### [Exercise prompt]
Report the total number of lines that include the string "обучения", without any other text.

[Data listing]

+--

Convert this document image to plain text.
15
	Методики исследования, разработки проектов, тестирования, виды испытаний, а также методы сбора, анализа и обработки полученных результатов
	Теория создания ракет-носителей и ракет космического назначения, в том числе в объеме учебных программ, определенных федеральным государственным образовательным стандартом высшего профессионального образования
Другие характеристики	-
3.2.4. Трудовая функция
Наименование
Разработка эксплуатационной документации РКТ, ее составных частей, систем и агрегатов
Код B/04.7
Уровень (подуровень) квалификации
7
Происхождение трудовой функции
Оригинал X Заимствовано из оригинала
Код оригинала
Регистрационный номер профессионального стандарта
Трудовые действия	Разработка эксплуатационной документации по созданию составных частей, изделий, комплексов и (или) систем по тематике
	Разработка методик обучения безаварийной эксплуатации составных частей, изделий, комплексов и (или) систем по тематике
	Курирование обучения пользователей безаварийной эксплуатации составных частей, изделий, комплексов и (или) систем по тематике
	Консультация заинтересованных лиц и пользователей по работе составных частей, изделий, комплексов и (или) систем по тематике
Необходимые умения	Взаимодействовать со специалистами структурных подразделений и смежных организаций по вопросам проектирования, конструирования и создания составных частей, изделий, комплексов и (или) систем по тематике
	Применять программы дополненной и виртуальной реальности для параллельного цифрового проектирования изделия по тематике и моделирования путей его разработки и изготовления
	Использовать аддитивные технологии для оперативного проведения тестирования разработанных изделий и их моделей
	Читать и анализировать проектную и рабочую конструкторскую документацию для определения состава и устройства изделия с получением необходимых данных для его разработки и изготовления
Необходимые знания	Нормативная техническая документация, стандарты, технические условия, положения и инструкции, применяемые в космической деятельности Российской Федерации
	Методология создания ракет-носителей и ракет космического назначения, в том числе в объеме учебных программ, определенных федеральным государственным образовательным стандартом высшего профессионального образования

+--

### [Exercise answer]
2